# start of DATA PROVIDED

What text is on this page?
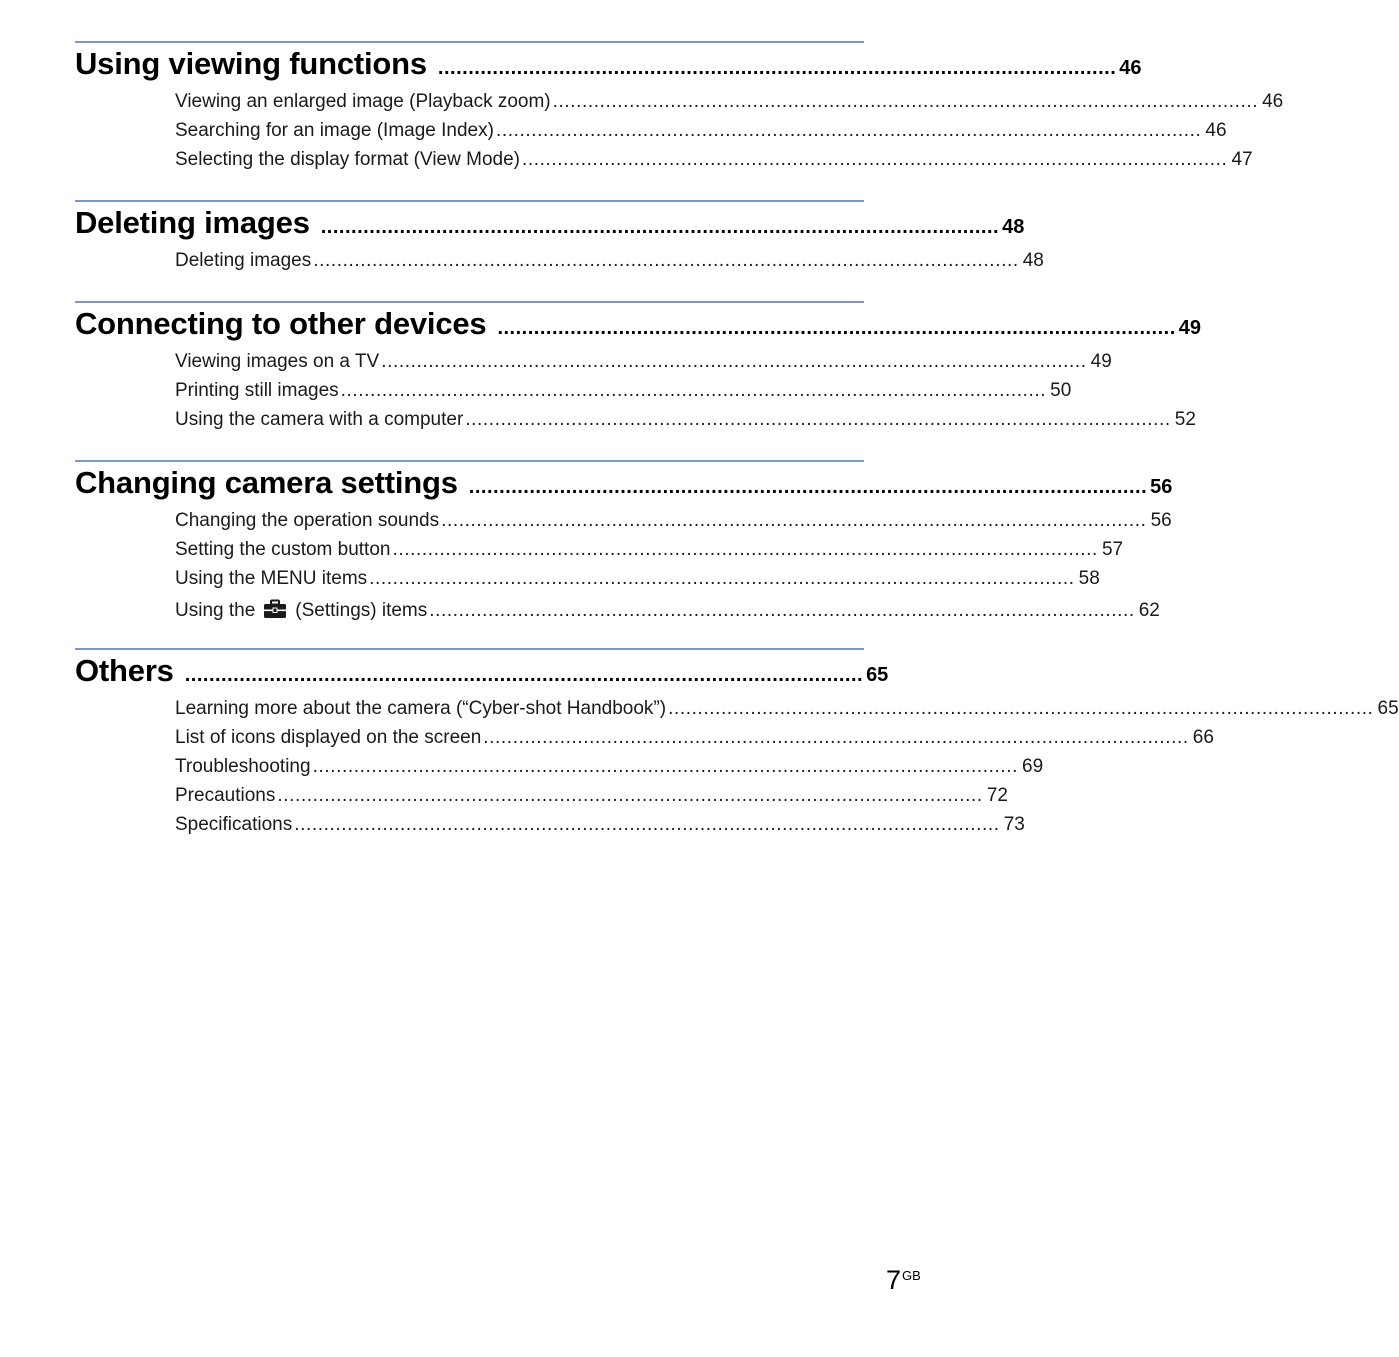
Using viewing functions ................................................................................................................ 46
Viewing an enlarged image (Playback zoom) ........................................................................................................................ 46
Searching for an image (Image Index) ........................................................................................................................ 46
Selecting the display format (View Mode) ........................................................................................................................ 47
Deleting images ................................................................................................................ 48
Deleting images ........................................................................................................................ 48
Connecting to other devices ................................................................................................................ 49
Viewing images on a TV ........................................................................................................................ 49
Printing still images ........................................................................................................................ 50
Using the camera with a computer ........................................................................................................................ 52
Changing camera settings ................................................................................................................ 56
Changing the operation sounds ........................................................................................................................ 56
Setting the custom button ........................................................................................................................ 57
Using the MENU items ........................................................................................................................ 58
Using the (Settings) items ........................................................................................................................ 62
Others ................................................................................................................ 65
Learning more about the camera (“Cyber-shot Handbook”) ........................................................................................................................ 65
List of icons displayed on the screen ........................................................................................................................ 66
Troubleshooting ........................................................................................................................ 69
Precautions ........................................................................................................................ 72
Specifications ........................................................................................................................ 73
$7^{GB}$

# end of DATA PROVIDED

» **WHAT YOU HAVE TO DO**:
Look through the records and gather each line with the word "images".

» **THE REPLY**:
Deleting images ................................................................................................................ 48
Deleting images ........................................................................................................................ 48
Viewing images on a TV ........................................................................................................................ 49
Printing still images ........................................................................................................................ 50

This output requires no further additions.